*The task*
Search the material for the string "value" and copy each line where it occurs.

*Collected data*
:::

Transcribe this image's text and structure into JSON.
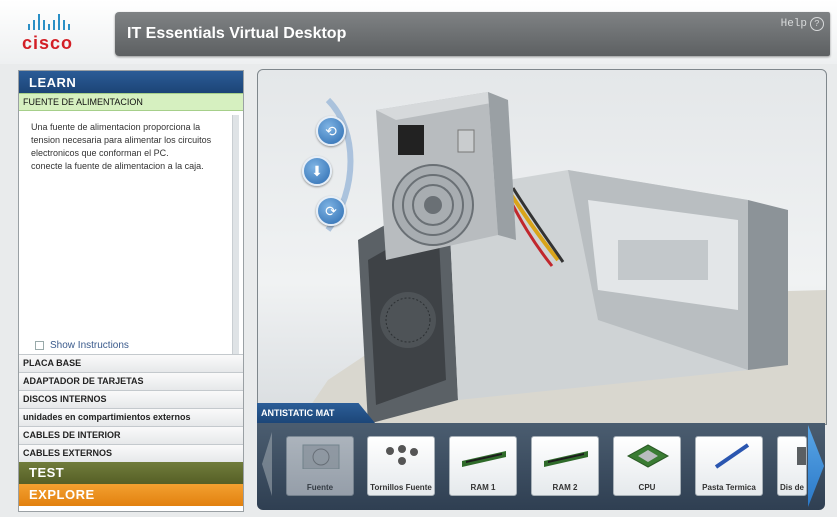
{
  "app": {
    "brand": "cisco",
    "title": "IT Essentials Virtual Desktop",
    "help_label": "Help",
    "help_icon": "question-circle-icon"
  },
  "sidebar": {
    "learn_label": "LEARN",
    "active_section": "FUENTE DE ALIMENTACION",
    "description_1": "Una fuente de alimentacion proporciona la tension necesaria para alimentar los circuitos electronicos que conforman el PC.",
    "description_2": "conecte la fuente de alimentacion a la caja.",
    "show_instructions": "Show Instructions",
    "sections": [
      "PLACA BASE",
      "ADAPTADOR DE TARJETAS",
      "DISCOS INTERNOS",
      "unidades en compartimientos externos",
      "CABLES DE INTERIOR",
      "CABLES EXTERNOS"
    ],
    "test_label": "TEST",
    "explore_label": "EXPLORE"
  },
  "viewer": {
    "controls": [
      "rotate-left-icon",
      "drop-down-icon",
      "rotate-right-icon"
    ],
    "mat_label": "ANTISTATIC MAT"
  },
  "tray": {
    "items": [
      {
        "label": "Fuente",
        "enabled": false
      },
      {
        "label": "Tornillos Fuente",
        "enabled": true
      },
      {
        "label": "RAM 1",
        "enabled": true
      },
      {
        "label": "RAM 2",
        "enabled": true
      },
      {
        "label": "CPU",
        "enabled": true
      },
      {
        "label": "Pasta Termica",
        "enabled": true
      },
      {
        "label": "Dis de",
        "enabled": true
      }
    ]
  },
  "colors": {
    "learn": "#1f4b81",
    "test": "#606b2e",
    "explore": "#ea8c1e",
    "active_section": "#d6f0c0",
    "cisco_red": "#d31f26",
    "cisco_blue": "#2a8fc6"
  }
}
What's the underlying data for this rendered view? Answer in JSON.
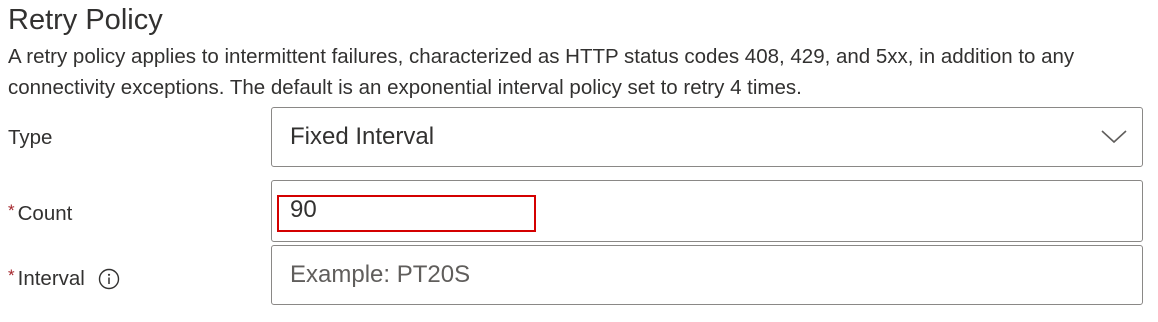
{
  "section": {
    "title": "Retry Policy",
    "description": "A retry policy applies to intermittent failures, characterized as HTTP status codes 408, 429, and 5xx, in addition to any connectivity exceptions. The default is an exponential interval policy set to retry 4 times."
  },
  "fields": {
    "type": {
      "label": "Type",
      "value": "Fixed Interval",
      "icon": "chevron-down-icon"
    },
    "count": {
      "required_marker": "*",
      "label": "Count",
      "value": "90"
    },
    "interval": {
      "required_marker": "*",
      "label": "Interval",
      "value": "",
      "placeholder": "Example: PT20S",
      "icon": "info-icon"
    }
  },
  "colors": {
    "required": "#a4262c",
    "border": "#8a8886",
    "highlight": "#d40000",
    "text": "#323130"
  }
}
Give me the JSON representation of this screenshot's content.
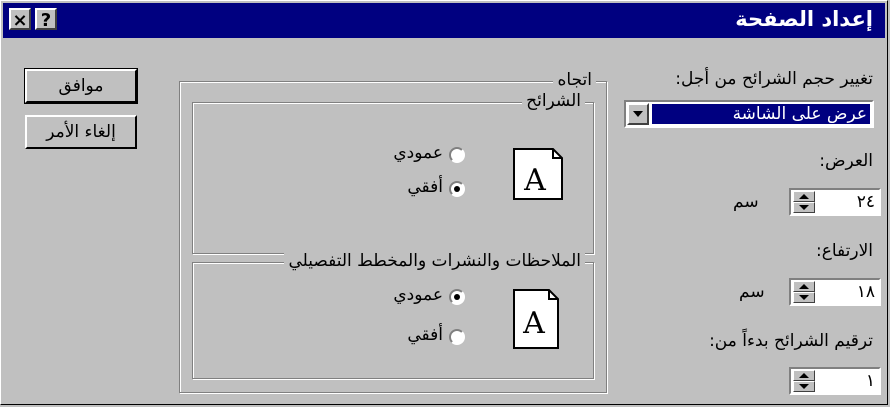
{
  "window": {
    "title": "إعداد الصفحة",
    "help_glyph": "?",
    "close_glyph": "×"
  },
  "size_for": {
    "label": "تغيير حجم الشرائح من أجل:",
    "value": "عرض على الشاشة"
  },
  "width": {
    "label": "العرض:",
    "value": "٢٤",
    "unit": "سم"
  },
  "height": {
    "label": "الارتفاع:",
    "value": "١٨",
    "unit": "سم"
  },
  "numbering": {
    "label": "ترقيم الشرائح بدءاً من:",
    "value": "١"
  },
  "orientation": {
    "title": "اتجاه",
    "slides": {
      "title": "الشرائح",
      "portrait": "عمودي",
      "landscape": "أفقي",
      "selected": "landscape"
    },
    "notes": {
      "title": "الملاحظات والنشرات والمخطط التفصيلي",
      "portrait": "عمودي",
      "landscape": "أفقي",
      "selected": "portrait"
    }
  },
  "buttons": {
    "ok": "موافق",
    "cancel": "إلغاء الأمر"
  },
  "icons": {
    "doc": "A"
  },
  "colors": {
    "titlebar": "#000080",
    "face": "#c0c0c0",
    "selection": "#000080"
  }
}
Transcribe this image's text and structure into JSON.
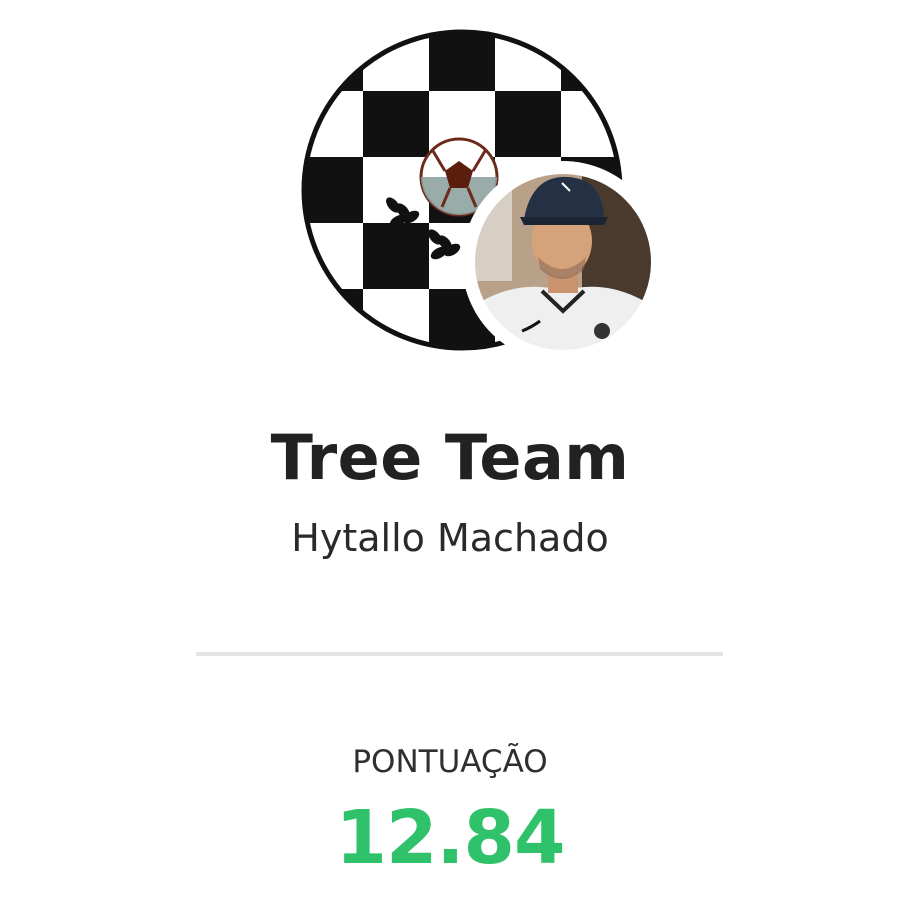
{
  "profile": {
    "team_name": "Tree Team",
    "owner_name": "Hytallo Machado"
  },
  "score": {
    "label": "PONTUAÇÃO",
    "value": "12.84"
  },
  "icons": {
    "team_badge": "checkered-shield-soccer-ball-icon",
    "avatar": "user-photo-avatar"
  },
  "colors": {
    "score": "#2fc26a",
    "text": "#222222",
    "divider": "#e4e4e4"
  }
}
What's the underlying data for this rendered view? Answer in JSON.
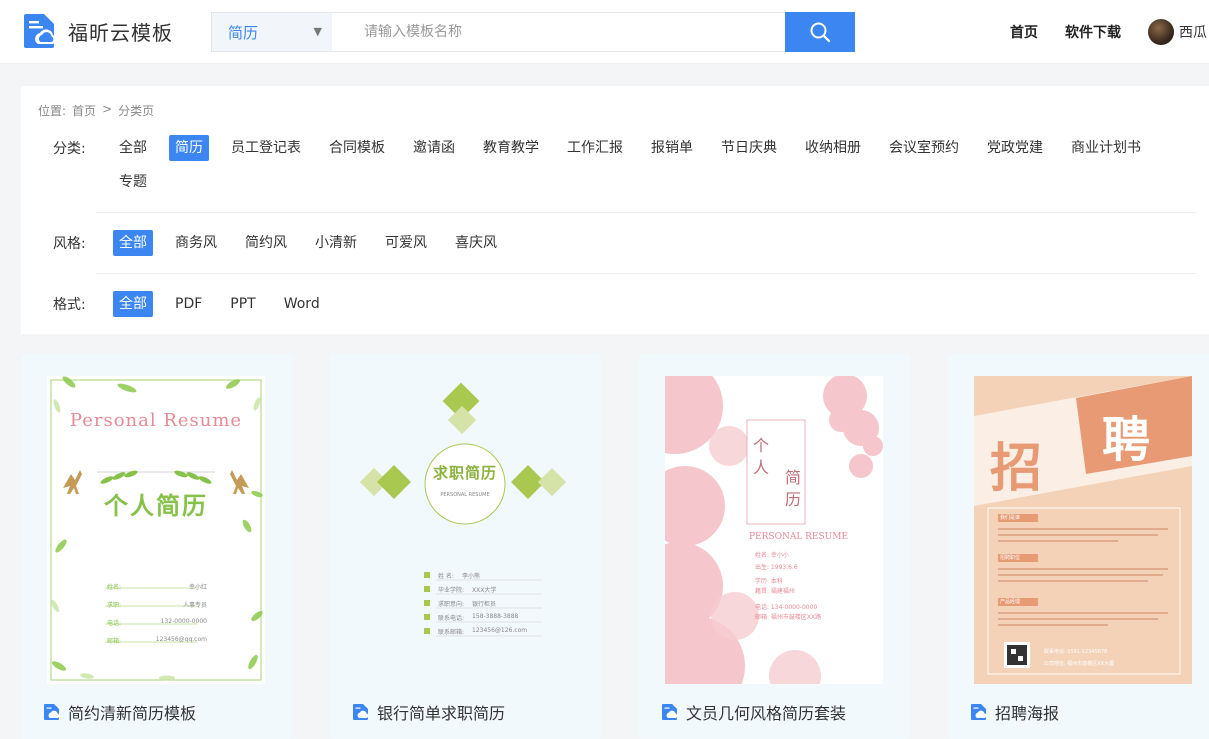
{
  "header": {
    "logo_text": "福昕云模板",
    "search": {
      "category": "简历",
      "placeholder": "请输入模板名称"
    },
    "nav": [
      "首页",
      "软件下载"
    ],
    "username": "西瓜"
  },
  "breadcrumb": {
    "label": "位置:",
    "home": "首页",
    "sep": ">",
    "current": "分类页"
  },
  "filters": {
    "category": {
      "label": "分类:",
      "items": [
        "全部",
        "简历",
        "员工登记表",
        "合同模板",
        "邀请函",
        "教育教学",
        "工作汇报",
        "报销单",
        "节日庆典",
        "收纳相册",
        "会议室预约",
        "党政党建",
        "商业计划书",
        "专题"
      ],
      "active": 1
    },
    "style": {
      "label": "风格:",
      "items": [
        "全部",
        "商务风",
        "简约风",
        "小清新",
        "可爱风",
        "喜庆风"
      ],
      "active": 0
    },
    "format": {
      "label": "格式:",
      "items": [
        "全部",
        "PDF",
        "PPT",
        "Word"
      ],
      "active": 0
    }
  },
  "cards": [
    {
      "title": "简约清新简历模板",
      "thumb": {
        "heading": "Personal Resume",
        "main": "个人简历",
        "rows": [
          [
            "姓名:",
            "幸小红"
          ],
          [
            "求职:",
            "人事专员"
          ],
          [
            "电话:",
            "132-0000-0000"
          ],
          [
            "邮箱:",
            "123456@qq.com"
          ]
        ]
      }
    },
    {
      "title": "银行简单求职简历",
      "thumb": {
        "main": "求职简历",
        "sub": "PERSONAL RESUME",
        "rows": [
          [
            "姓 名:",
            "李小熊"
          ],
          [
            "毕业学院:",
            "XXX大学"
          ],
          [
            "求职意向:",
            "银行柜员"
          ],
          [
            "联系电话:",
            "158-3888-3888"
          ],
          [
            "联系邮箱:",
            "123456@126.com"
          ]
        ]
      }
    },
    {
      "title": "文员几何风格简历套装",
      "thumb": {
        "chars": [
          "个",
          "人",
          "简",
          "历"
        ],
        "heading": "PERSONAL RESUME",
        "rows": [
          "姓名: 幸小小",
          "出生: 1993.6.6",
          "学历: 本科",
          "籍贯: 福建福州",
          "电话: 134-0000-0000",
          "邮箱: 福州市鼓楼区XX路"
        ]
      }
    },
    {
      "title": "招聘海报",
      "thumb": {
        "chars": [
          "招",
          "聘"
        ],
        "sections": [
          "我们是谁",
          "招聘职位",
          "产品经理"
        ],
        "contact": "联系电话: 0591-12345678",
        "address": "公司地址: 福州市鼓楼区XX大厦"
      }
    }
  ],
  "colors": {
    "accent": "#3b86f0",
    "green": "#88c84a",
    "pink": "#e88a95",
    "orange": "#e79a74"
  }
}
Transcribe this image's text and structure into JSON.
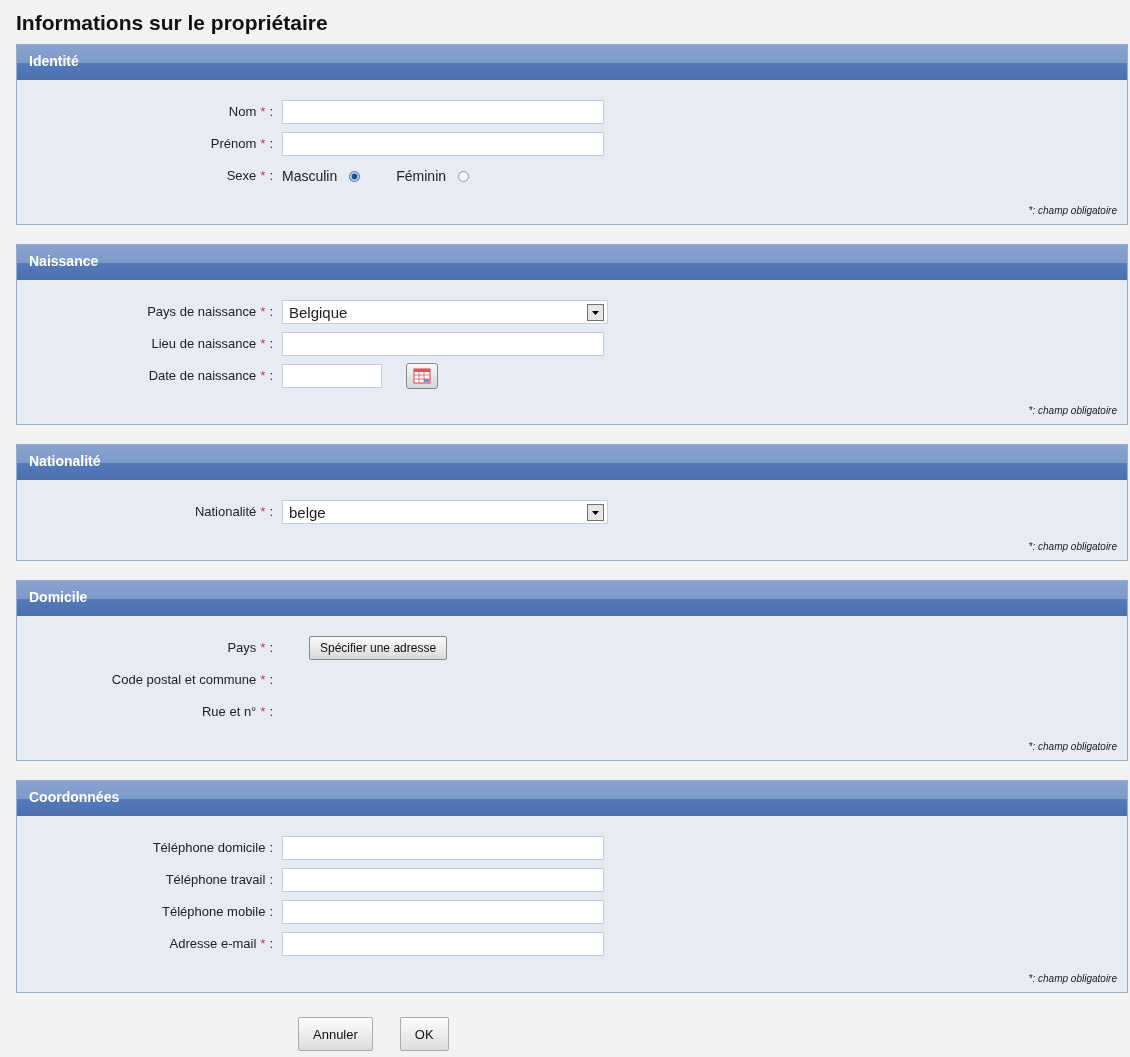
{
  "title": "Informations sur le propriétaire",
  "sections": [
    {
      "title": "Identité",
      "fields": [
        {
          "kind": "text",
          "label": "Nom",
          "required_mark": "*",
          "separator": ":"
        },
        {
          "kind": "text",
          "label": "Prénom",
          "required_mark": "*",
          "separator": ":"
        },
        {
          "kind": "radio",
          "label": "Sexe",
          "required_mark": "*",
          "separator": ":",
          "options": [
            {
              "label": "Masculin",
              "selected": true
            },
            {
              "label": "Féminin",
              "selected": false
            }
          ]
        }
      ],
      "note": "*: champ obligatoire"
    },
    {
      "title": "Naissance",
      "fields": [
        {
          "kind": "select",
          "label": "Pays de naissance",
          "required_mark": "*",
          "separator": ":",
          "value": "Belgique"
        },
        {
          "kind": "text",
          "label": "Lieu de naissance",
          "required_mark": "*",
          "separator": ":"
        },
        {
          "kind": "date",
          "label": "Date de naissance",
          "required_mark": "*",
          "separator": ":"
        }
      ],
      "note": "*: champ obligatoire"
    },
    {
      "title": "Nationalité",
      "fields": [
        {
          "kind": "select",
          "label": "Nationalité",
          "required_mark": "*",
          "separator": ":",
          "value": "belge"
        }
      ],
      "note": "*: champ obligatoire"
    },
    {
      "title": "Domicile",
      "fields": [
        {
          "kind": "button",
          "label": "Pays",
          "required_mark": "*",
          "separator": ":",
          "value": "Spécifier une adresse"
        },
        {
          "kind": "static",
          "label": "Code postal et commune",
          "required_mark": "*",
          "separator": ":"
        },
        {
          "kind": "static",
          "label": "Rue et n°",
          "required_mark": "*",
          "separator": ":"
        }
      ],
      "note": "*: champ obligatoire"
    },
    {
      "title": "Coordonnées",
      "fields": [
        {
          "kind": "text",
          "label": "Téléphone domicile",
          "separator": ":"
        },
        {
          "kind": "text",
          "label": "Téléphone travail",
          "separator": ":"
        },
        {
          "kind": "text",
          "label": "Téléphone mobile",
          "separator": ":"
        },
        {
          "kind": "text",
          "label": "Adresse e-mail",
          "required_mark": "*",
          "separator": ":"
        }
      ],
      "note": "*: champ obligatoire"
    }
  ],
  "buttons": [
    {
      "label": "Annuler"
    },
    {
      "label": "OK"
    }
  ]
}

:::

*Problem solution*
      "value": "Fixed Interval",
      "value": "90"
      "value": "",
    "value": "عرض على الشاشة"
    "value": "٢٤",
    "value": "١٨",
    "value": "١"
    "value": "12.84"
          "value": "Belgique"
          "value": "belge"
          "value": "Spécifier une adresse"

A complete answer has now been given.